Dataset records:
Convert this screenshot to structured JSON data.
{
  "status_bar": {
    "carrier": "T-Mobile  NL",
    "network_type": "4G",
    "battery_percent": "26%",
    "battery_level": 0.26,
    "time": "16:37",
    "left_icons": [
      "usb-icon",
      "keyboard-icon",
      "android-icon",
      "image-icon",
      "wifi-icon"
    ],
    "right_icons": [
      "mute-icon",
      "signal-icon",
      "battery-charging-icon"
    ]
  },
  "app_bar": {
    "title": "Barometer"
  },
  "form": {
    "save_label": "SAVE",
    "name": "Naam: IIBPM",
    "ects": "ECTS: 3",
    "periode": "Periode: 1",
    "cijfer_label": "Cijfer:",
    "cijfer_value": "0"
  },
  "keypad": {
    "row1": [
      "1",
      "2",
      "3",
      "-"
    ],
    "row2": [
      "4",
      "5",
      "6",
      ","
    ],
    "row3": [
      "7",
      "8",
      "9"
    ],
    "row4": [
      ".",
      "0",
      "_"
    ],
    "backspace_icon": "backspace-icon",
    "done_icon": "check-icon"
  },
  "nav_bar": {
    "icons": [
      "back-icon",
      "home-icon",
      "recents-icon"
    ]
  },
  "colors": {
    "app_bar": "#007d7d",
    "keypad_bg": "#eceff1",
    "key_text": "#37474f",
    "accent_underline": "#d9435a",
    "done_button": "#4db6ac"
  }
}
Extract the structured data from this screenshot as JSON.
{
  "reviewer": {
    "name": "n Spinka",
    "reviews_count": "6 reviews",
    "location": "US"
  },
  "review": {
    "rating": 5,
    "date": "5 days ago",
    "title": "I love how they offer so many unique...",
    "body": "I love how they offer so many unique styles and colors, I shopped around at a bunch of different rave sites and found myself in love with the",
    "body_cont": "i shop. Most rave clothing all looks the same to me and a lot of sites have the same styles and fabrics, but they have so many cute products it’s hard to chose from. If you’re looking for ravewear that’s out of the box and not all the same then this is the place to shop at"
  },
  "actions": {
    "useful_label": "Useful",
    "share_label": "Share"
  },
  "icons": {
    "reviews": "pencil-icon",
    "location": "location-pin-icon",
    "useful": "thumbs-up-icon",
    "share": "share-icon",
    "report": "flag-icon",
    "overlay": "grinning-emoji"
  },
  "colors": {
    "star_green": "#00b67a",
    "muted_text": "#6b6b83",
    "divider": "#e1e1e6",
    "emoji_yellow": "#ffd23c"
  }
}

◆ WRITTEN TASK
Output exactly the lines between the one containing "Extract the structured" and the final line above, both inclusive.

◆ TASK RESULT
Extract the structured data from this screenshot as JSON.
{
  "reviewer": {
    "name": "n Spinka",
    "reviews_count": "6 reviews",
    "location": "US"
  },
  "review": {
    "rating": 5,
    "date": "5 days ago",
    "title": "I love how they offer so many unique...",
    "body": "I love how they offer so many unique styles and colors, I shopped around at a bunch of different rave sites and found myself in love with the",
    "body_cont": "i shop. Most rave clothing all looks the same to me and a lot of sites have the same styles and fabrics, but they have so many cute products it’s hard to chose from. If you’re looking for ravewear that’s out of the box and not all the same then this is the place to shop at"
  },
  "actions": {
    "useful_label": "Useful",
    "share_label": "Share"
  },
  "icons": {
    "reviews": "pencil-icon",
    "location": "location-pin-icon",
    "useful": "thumbs-up-icon",
    "share": "share-icon",
    "report": "flag-icon",
    "overlay": "grinning-emoji"
  },
  "colors": {
    "star_green": "#00b67a",
    "muted_text": "#6b6b83",
    "divider": "#e1e1e6",
    "emoji_yellow": "#ffd23c"
  }
}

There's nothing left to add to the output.